### Source excerpt
—————

What to Expect from Patrick Rothfuss’s Book 3, The Doors of Stone
In some interviews, Rothfuss has reiterated his doubt on the size of the third novel being bigger than the previous in the trilogy. Initially, The Kingkiller Chronicle was written as an entire, whole book. He had to revise the manuscript to extract three books and create an arc with the first one. Now on the third novel, he insists some parts are perfect while others don’t fit so much in that qualification.
There are many speculations about what Patrick Rothfuss book 3 will be centered on. In a couple of places in the two novels of the trilogy, phrases such as ‘gate of stone’ and ‘Greystones’ are mentioned, and they give room for guesses.
For example, in The Name of The Wind, there is a mention of a configuration of greystones near Tarbean acting as a gate of stone. Also in the same novel, Kvothe dreams of a doorway comprising greystones. Does this suggest Kvothe will go on another adventure to somewhere beyond a gate of stone or are there things to discover hidden beneath a covering made from stone? We can only guess.
In The Wise Man’s Fear, the mysterious door within the University’s Archives is made of stone. Also in the same novel, the Felurian (leader of The Fae) states that lax who stole the moon is shut beyond the doors of stone. Here also, Bast swears upon the doors of stone. Many guesses are trying to point to what ‘The Doors of Stone’ will be all about but we don’t expect Patrick to leave it laying around obviously for us to pick. These may even be elements to subvert our expectations.

—————

### Items
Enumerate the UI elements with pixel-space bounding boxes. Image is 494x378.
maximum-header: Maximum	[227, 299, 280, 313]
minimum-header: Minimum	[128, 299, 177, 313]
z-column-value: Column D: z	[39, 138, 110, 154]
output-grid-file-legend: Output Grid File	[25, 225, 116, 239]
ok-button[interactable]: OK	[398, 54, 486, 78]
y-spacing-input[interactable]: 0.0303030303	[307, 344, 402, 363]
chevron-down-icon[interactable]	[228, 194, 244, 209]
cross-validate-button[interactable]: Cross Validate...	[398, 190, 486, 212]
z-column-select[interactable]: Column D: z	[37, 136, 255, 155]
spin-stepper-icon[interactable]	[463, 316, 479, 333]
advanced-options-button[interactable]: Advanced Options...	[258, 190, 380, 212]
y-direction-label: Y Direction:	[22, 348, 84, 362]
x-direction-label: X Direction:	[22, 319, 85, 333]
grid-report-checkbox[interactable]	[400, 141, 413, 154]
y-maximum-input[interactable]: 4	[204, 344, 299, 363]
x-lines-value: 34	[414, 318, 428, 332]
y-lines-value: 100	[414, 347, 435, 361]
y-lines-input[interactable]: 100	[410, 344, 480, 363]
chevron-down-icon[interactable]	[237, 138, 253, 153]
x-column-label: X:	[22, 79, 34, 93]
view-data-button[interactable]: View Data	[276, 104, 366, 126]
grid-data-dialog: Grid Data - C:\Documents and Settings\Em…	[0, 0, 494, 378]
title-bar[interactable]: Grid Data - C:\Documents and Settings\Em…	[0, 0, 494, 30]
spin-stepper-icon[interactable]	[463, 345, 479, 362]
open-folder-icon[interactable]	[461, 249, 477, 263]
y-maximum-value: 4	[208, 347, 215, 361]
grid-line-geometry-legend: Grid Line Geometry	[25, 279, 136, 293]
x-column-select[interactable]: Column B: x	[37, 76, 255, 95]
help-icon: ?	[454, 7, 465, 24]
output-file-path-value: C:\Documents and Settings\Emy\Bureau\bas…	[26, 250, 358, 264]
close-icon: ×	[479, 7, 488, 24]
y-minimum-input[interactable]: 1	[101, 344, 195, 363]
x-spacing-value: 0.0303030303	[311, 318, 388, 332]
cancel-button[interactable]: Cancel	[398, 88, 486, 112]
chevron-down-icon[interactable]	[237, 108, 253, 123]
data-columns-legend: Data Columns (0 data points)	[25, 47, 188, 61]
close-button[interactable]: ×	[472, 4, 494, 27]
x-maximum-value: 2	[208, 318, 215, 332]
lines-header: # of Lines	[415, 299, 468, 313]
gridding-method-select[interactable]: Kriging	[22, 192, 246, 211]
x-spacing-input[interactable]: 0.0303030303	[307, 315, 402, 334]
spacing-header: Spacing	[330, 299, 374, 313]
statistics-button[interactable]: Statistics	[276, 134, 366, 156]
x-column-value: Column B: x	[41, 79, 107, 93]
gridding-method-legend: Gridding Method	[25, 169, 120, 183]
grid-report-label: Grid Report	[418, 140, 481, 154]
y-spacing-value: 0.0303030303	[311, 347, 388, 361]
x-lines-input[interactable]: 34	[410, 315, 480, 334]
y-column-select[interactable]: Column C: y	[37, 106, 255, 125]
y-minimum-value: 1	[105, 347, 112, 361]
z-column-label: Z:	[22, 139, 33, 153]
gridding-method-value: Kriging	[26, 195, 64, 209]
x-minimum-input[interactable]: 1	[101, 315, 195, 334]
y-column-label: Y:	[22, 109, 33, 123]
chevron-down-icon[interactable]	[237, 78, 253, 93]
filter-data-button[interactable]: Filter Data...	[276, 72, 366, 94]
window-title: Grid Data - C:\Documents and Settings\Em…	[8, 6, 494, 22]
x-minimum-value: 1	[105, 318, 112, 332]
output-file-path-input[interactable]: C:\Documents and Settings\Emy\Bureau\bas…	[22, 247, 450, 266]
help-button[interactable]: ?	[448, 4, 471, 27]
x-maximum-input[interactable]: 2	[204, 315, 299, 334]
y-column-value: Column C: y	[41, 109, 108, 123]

—————

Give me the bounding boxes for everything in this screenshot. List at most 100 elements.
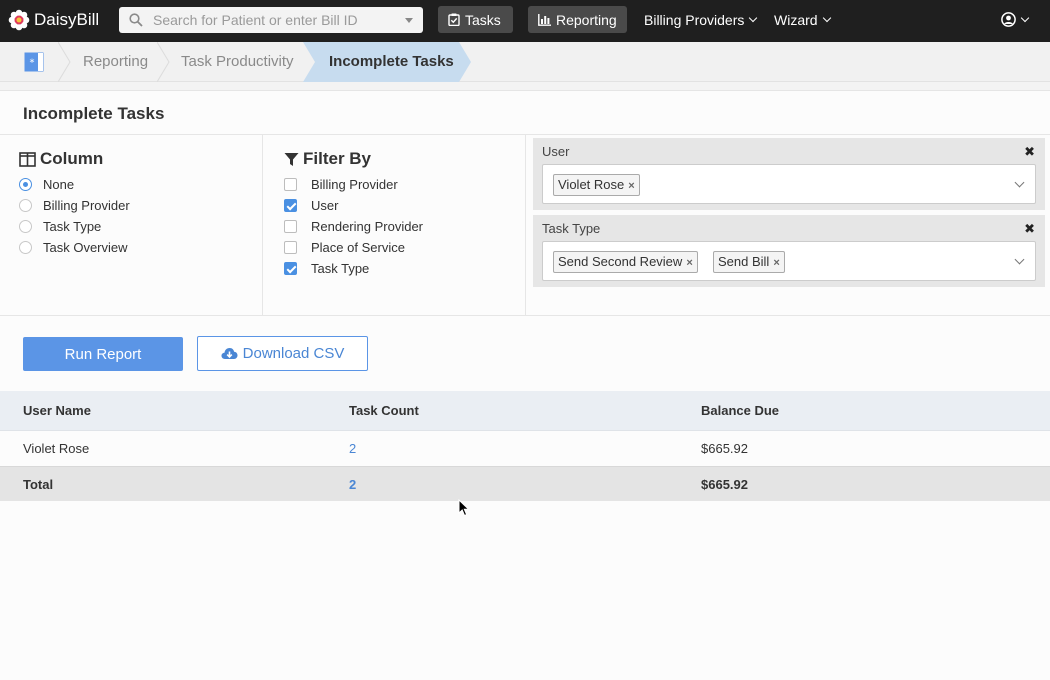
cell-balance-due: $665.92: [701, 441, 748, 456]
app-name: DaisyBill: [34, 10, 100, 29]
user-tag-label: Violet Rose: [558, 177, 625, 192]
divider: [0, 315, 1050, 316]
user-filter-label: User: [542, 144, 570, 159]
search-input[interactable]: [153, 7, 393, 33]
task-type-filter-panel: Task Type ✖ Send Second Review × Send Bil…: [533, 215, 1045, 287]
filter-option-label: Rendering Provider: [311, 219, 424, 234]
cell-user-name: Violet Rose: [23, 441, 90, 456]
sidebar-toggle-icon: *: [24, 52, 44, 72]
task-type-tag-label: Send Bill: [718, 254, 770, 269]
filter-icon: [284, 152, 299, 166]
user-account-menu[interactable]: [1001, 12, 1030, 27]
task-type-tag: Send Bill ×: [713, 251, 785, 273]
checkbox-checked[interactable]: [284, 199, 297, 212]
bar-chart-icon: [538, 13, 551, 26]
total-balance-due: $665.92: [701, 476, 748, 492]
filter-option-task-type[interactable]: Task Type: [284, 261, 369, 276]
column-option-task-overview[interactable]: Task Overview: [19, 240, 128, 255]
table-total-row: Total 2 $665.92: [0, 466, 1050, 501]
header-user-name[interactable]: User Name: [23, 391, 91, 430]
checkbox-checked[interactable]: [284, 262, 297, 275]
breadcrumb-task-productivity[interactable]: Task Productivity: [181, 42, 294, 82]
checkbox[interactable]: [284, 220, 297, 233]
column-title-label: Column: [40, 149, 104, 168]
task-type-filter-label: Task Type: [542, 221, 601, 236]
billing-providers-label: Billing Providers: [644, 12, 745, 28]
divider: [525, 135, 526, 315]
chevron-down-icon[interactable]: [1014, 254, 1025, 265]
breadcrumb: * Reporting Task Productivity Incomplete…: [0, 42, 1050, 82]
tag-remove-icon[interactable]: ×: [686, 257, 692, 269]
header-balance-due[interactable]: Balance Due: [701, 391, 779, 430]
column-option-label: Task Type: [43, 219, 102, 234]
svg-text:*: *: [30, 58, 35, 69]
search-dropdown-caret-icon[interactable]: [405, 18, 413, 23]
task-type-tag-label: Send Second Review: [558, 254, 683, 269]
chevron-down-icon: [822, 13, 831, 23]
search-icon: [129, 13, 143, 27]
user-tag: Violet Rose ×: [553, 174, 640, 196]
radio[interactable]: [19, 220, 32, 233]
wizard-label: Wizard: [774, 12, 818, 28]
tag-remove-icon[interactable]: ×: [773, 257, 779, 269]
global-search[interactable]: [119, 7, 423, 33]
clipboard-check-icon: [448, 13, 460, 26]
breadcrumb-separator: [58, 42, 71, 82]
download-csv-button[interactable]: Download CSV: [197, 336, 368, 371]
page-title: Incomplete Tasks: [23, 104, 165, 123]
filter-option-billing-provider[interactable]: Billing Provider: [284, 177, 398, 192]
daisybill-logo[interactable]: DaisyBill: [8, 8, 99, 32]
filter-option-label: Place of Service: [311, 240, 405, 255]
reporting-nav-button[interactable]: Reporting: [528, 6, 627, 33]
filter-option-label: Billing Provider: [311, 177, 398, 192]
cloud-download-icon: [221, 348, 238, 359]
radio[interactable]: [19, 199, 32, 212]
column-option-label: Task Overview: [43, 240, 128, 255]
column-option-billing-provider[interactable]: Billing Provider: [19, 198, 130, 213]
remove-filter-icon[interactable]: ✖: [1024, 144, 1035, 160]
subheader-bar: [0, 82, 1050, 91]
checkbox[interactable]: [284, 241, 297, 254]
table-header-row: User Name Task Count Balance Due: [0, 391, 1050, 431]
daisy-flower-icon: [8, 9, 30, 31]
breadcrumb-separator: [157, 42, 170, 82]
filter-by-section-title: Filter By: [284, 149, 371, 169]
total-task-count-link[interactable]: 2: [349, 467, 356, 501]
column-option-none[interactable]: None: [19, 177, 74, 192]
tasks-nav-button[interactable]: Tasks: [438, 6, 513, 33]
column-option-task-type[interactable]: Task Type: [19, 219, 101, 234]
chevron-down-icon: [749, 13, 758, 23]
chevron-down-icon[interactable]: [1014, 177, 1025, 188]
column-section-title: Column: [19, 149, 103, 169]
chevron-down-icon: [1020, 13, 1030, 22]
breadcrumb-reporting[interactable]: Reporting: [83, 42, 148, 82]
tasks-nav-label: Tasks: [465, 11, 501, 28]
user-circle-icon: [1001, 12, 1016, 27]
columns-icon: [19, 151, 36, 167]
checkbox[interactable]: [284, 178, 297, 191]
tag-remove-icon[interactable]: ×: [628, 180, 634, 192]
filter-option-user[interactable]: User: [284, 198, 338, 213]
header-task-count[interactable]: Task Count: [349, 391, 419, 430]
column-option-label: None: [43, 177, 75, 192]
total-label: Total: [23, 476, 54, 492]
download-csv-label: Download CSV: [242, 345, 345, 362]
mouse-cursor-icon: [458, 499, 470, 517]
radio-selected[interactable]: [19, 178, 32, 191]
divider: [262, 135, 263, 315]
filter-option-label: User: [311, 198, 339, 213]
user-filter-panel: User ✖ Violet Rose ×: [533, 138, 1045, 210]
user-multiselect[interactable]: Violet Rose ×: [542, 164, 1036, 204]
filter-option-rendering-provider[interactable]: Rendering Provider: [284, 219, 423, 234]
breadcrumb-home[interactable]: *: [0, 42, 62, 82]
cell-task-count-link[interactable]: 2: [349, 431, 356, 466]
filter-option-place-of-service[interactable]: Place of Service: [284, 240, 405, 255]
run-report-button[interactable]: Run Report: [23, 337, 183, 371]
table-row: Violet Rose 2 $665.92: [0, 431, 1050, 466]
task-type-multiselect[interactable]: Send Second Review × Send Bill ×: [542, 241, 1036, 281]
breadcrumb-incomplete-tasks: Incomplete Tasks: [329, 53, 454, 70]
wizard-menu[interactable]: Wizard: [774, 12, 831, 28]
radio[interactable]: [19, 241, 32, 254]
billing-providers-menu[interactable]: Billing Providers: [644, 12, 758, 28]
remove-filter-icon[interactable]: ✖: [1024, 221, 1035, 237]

—————

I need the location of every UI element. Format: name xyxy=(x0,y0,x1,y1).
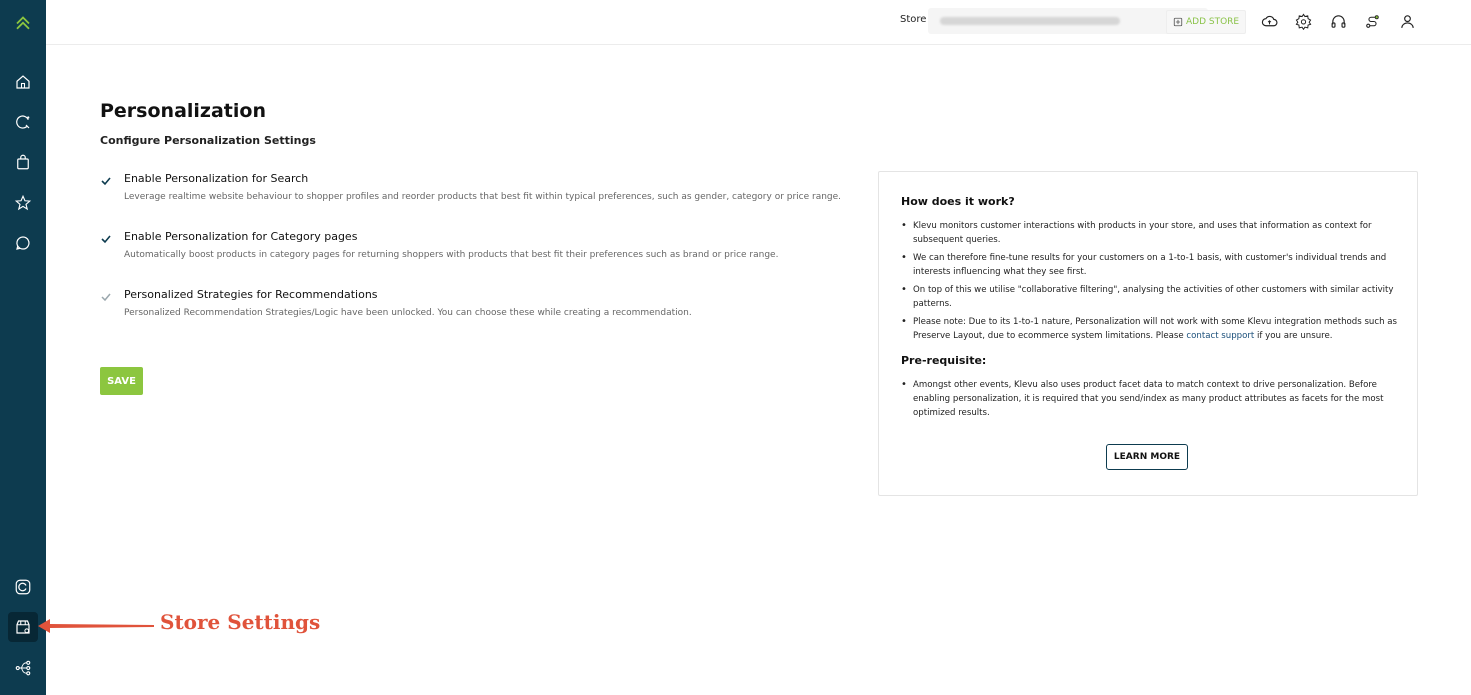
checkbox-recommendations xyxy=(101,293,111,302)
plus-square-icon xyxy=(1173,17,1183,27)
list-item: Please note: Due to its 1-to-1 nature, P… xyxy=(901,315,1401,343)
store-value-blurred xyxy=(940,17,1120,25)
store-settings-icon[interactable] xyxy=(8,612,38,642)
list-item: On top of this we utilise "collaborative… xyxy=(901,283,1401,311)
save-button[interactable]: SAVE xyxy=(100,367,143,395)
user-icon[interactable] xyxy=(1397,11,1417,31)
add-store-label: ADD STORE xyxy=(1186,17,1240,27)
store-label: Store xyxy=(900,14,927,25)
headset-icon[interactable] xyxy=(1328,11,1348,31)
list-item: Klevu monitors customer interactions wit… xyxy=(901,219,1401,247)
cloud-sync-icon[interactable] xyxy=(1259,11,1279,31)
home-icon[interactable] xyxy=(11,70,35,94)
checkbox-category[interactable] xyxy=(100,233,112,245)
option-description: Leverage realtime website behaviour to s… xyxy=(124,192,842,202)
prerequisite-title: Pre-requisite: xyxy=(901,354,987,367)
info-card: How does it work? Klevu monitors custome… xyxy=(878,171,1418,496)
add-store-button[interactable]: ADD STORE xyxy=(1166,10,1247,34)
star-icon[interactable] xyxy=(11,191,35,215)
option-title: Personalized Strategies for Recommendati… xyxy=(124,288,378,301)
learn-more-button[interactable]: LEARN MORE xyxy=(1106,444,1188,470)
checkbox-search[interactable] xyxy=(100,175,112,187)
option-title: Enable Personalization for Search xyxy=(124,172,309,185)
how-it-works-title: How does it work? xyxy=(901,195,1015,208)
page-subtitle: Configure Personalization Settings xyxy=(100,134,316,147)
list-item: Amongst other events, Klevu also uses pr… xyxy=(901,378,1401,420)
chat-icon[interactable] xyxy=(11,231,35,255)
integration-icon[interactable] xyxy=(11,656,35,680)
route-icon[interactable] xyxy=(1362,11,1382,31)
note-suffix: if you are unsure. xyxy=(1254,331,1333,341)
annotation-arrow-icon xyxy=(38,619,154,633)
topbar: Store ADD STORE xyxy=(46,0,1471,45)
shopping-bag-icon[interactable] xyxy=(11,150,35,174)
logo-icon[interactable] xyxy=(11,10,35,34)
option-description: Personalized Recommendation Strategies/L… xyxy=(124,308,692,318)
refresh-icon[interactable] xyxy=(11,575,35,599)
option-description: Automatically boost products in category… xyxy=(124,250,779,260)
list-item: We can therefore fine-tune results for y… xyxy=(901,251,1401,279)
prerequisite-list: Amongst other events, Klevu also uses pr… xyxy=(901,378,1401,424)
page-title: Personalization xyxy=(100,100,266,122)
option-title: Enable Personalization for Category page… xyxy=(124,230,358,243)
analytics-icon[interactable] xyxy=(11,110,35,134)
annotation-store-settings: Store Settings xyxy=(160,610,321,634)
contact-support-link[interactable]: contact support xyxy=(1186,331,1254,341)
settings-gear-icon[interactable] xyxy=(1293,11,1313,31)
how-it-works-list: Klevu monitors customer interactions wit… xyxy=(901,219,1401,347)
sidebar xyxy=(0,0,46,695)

—————

### Exercise tasks
1) Answer these questions from the text on Patrick Rothfuss's third book:
(a) How was The Kingkiller Chronicle initially written?
(b) In The Name of The Wind, where is there a configuration of greystones that acts as a gate of stone?
(c) In The Wise Man's Fear, what is the mysterious door within the University's Archives made of?
2) Translate this sentence from the text on Patrick Rothfuss's third book into Spanish: "In The Wise Man’s Fear, the mysterious door within the University’s Archives is made of stone."
3) Resume the article on Patrick Rothfuss's third book, The Doors of Stone, and write on from its final sentence.
None of the data is needed here.

### The answers
1)
(a) As an entire, whole book.
(b) Near Tarbean.
(c) Stone.

2) En The Wise Man’s Fear, la misteriosa puerta dentro de los Archivos de la Universidad está hecha de piedra.

3)
However, the story is expected to involve more traveling and show how Kvothe’s life became what it is now. In several interviews, Rothfuss has stated the novel will relate how Kvothe and Bast meet. We expect to know the meaning of El’the (the highest rank in the University) in The Doors of Stone. Kvothe will probably travel to Renere the capital city of Vintas.
Most especially, it is expected that Kvothe gets his revenge on the Chadrians. These are the creatures that led a bandit attack which caused the death of Kvothe’s parents. They’ve been in hiding ever since.
The Kingkiller Chronicle has so far alluded to certain things, leaving readers to pick meanings from wordplays and inference. Therefore, it won’t come as a surprise of the third and final volume of the Chronicle is in that way too.